----- Supplied records

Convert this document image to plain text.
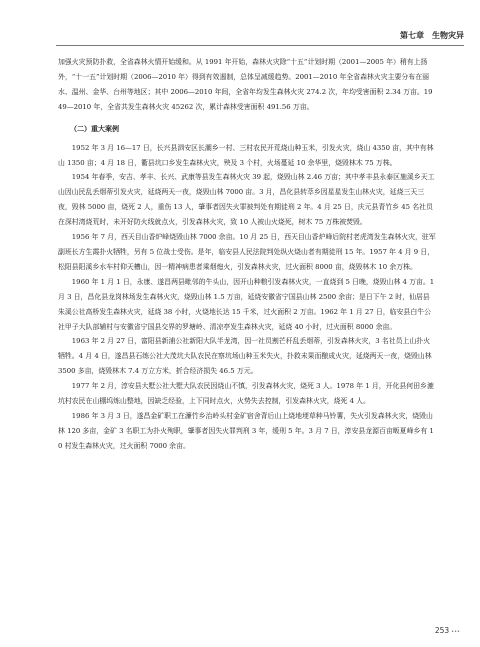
第七章　生物灾异

加强火灾预防扑救，全省森林火情开始缓和。从 1991 年开始，森林火灾除“十五”计划时期（2001—2005 年）稍有上扬外，“十一五”计划时期（2006—2010 年）得到有效遏制，总体呈减缓趋势。2001—2010 年全省森林火灾主要分布在丽水、温州、金华、台州等地区；其中 2006—2010 年间，全省年均发生森林火灾 274.2 次，年均受害面积 2.34 万亩。1949—2010 年，全省共发生森林火灾 45262 次，累计森林受害面积 491.56 万亩。

（二）重大案例

1952 年 3 月 16—17 日，长兴县泗安区长潮乡一村、三村农民开荒烧山种玉米，引发火灾，烧山 4350 亩，其中有林山 1350 亩；4 月 18 日，衢县坑口乡发生森林火灾，殃及 3 个村，火场蔓延 10 余华里，烧毁林木 75 万株。

1954 年春季，安吉、孝丰、长兴、武康等县发生森林火灾 39 起，烧毁山林 2.46 万亩；其中孝丰县永泰区施溪乡天工山因山民乱丢烟蒂引发火灾，延烧两天一夜，烧毁山林 7000 亩。3 月，昌化县转萃乡因星星发生山林火灾，延烧三天三夜，毁林 5000 亩，烧死 2 人，重伤 13 人，肇事者因失火罪被判处有期徒刑 2 年。4 月 25 日，庆元县青竹乡 45 名社员在深村湾烧荒时，未开好防火线就点火，引发森林火灾，致 10 人被山火烧死，树木 75 万株被焚毁。

1956 年 7 月，西天目山香炉峰烧毁山林 7000 余亩。10 月 25 日，西天目山香炉峰后院村老虎湾发生森林火灾，驻军副班长方生霞扑火牺牲，另有 5 位战士受伤。是年，临安县人民法院判处纵火烧山者有期徒刑 15 年。1957 年 4 月 9 日，松阳县阳溪乡水车村仰天槽山，因一精神病患者乘烟熄火，引发森林火灾，过火面积 8000 亩，烧毁林木 10 余万株。

1960 年 1 月 1 日，永康、遂昌两县毗邻的牛头山，因开山种粮引发森林火灾，一直烧到 5 日晚，烧毁山林 4 万亩。1 月 3 日，昌化县龙岗林场发生森林火灾，烧毁山林 1.5 万亩，延烧安徽省宁国县山林 2500 余亩；是日下午 2 时，仙居县朱溪公社高桥发生森林火灾，延烧 38 小时，火烧地长达 15 千米，过火面积 2 万亩。1962 年 1 月 27 日，临安县白牛公社甲子大队部辅村与安徽省宁国县交界的罗塘岭、清凉亭发生森林火灾，延烧 40 小时，过火面积 8000 余亩。

1963 年 2 月 27 日，富阳县新浦公社新阳大队半龙湾，因一社员割芒秆乱丢烟蒂，引发森林火灾，3 名社员上山扑火牺牲。4 月 4 日，遂昌县石练公社大茂坑大队农民在察坑场山种玉米失火，扑救未果而酿成火灾，延烧两天一夜，烧毁山林 3500 多亩，烧毁林木 7.4 万立方米，折合经济损失 46.5 万元。

1977 年 2 月，淳安县大墅公社大墅大队农民因烧山不慎，引发森林火灾，烧死 3 人。1978 年 1 月，开化县何田乡漉坑村农民在山棚坞炼山整地，因缺乏经验，上下同时点火，火势失去控制，引发森林火灾，烧死 4 人。

1986 年 3 月 3 日，遂昌金矿职工在濂竹乡治岭头村金矿宿舍背后山上烧地埂草种马铃薯，失火引发森林火灾，烧毁山林 120 多亩，金矿 3 名职工为扑火殉职，肇事者因失火罪判刑 3 年，缓刑 5 年。3 月 7 日，淳安县龙源百亩畈夏峰乡有 10 村发生森林火灾，过火面积 7000 余亩。

253 •••
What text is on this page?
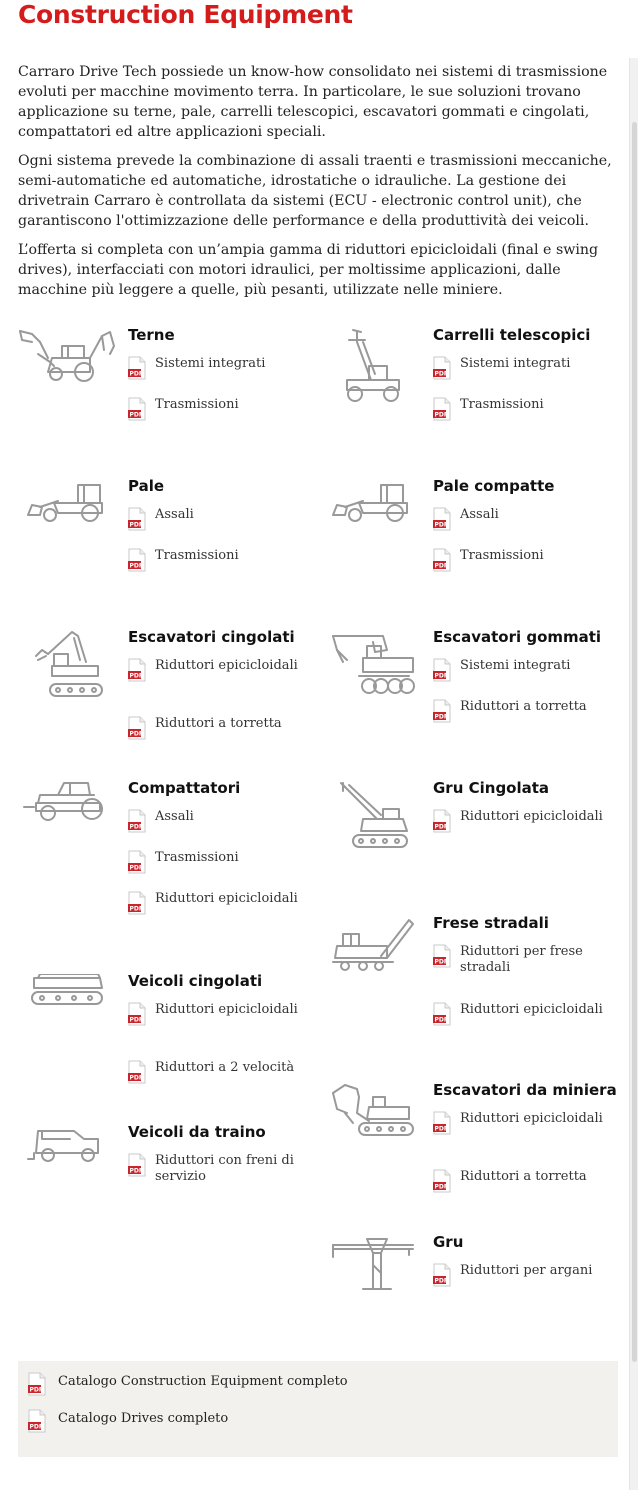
Construction Equipment

Carraro Drive Tech possiede un know-how consolidato nei sistemi di trasmissione evoluti per macchine movimento terra. In particolare, le sue soluzioni trovano applicazione su terne, pale, carrelli telescopici, escavatori gommati e cingolati, compattatori ed altre applicazioni speciali.

Ogni sistema prevede la combinazione di assali traenti e trasmissioni meccaniche, semi-automatiche ed automatiche, idrostatiche o idrauliche. La gestione dei drivetrain Carraro è controllata da sistemi (ECU - electronic control unit), che garantiscono l'ottimizzazione delle performance e della produttività dei veicoli.

L’offerta si completa con un’ampia gamma di riduttori epicicloidali (final e swing drives), interfacciati con motori idraulici, per moltissime applicazioni, dalle macchine più leggere a quelle, più pesanti, utilizzate nelle miniere.

Terne
PDF
Sistemi integrati
PDF
Trasmissioni
Carrelli telescopici
PDF
Sistemi integrati
PDF
Trasmissioni
Pale
PDF
Assali
PDF
Trasmissioni
Pale compatte
PDF
Assali
PDF
Trasmissioni
Escavatori cingolati
PDF
Riduttori epicicloidali
PDF
Riduttori a torretta
Escavatori gommati
PDF
Sistemi integrati
PDF
Riduttori a torretta
Compattatori
PDF
Assali
PDF
Trasmissioni
PDF
Riduttori epicicloidali
Gru Cingolata
PDF
Riduttori epicicloidali
Frese stradali
PDF
Riduttori per frese stradali
PDF
Riduttori epicicloidali
Veicoli cingolati
PDF
Riduttori epicicloidali
PDF
Riduttori a 2 velocità
Escavatori da miniera
PDF
Riduttori epicicloidali
PDF
Riduttori a torretta
Veicoli da traino
PDF
Riduttori con freni di servizio
Gru
PDF
Riduttori per argani
PDF
Catalogo Construction Equipment completo
PDF
Catalogo Drives completo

----------

# Short problem
Repeat each record exactly as shown above, dropping all images.

# Exercise answer
Convert this document image to plain text.
第七章　生物灾异

加强火灾预防扑救，全省森林火情开始缓和。从 1991 年开始，森林火灾除“十五”计划时期（2001—2005 年）稍有上扬外，“十一五”计划时期（2006—2010 年）得到有效遏制，总体呈减缓趋势。2001—2010 年全省森林火灾主要分布在丽水、温州、金华、台州等地区；其中 2006—2010 年间，全省年均发生森林火灾 274.2 次，年均受害面积 2.34 万亩。1949—2010 年，全省共发生森林火灾 45262 次，累计森林受害面积 491.56 万亩。

（二）重大案例

1952 年 3 月 16—17 日，长兴县泗安区长潮乡一村、三村农民开荒烧山种玉米，引发火灾，烧山 4350 亩，其中有林山 1350 亩；4 月 18 日，衢县坑口乡发生森林火灾，殃及 3 个村，火场蔓延 10 余华里，烧毁林木 75 万株。

1954 年春季，安吉、孝丰、长兴、武康等县发生森林火灾 39 起，烧毁山林 2.46 万亩；其中孝丰县永泰区施溪乡天工山因山民乱丢烟蒂引发火灾，延烧两天一夜，烧毁山林 7000 亩。3 月，昌化县转萃乡因星星发生山林火灾，延烧三天三夜，毁林 5000 亩，烧死 2 人，重伤 13 人，肇事者因失火罪被判处有期徒刑 2 年。4 月 25 日，庆元县青竹乡 45 名社员在深村湾烧荒时，未开好防火线就点火，引发森林火灾，致 10 人被山火烧死，树木 75 万株被焚毁。

1956 年 7 月，西天目山香炉峰烧毁山林 7000 余亩。10 月 25 日，西天目山香炉峰后院村老虎湾发生森林火灾，驻军副班长方生霞扑火牺牲，另有 5 位战士受伤。是年，临安县人民法院判处纵火烧山者有期徒刑 15 年。1957 年 4 月 9 日，松阳县阳溪乡水车村仰天槽山，因一精神病患者乘烟熄火，引发森林火灾，过火面积 8000 亩，烧毁林木 10 余万株。

1960 年 1 月 1 日，永康、遂昌两县毗邻的牛头山，因开山种粮引发森林火灾，一直烧到 5 日晚，烧毁山林 4 万亩。1 月 3 日，昌化县龙岗林场发生森林火灾，烧毁山林 1.5 万亩，延烧安徽省宁国县山林 2500 余亩；是日下午 2 时，仙居县朱溪公社高桥发生森林火灾，延烧 38 小时，火烧地长达 15 千米，过火面积 2 万亩。1962 年 1 月 27 日，临安县白牛公社甲子大队部辅村与安徽省宁国县交界的罗塘岭、清凉亭发生森林火灾，延烧 40 小时，过火面积 8000 余亩。

1963 年 2 月 27 日，富阳县新浦公社新阳大队半龙湾，因一社员割芒秆乱丢烟蒂，引发森林火灾，3 名社员上山扑火牺牲。4 月 4 日，遂昌县石练公社大茂坑大队农民在察坑场山种玉米失火，扑救未果而酿成火灾，延烧两天一夜，烧毁山林 3500 多亩，烧毁林木 7.4 万立方米，折合经济损失 46.5 万元。

1977 年 2 月，淳安县大墅公社大墅大队农民因烧山不慎，引发森林火灾，烧死 3 人。1978 年 1 月，开化县何田乡漉坑村农民在山棚坞炼山整地，因缺乏经验，上下同时点火，火势失去控制，引发森林火灾，烧死 4 人。

1986 年 3 月 3 日，遂昌金矿职工在濂竹乡治岭头村金矿宿舍背后山上烧地埂草种马铃薯，失火引发森林火灾，烧毁山林 120 多亩，金矿 3 名职工为扑火殉职，肇事者因失火罪判刑 3 年，缓刑 5 年。3 月 7 日，淳安县龙源百亩畈夏峰乡有 10 村发生森林火灾，过火面积 7000 余亩。

253 •••
What text is on this page?
Construction Equipment

Carraro Drive Tech possiede un know-how consolidato nei sistemi di trasmissione evoluti per macchine movimento terra. In particolare, le sue soluzioni trovano applicazione su terne, pale, carrelli telescopici, escavatori gommati e cingolati, compattatori ed altre applicazioni speciali.

Ogni sistema prevede la combinazione di assali traenti e trasmissioni meccaniche, semi-automatiche ed automatiche, idrostatiche o idrauliche. La gestione dei drivetrain Carraro è controllata da sistemi (ECU - electronic control unit), che garantiscono l'ottimizzazione delle performance e della produttività dei veicoli.

L’offerta si completa con un’ampia gamma di riduttori epicicloidali (final e swing drives), interfacciati con motori idraulici, per moltissime applicazioni, dalle macchine più leggere a quelle, più pesanti, utilizzate nelle miniere.

Terne
PDF
Sistemi integrati
PDF
Trasmissioni
Carrelli telescopici
PDF
Sistemi integrati
PDF
Trasmissioni
Pale
PDF
Assali
PDF
Trasmissioni
Pale compatte
PDF
Assali
PDF
Trasmissioni
Escavatori cingolati
PDF
Riduttori epicicloidali
PDF
Riduttori a torretta
Escavatori gommati
PDF
Sistemi integrati
PDF
Riduttori a torretta
Compattatori
PDF
Assali
PDF
Trasmissioni
PDF
Riduttori epicicloidali
Gru Cingolata
PDF
Riduttori epicicloidali
Frese stradali
PDF
Riduttori per frese stradali
PDF
Riduttori epicicloidali
Veicoli cingolati
PDF
Riduttori epicicloidali
PDF
Riduttori a 2 velocità
Escavatori da miniera
PDF
Riduttori epicicloidali
PDF
Riduttori a torretta
Veicoli da traino
PDF
Riduttori con freni di servizio
Gru
PDF
Riduttori per argani
PDF
Catalogo Construction Equipment completo
PDF
Catalogo Drives completo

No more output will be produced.